/---

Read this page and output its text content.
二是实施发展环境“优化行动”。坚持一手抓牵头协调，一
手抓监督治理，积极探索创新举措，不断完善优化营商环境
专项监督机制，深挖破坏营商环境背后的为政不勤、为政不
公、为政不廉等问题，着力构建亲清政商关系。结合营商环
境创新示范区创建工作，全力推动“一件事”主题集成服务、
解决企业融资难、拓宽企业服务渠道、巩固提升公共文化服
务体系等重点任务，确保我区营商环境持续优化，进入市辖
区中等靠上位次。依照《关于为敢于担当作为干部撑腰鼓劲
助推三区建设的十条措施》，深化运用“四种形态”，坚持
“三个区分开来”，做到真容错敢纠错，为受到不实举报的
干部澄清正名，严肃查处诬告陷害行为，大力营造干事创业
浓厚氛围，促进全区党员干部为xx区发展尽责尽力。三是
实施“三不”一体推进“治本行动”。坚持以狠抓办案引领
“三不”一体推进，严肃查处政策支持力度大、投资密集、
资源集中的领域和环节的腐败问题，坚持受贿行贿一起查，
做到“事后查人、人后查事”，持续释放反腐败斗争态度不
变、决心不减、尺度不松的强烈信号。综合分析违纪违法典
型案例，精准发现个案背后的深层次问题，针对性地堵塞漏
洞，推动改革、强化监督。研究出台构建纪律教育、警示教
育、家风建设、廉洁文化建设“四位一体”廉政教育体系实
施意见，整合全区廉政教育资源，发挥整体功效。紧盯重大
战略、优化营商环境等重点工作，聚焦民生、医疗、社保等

\---

- [Directive] Copy each line that contains the word "一体推进".

- [Output for this task]
实施“三不”一体推进“治本行动”。坚持以狠抓办案引领
“三不”一体推进，严肃查处政策支持力度大、投资密集、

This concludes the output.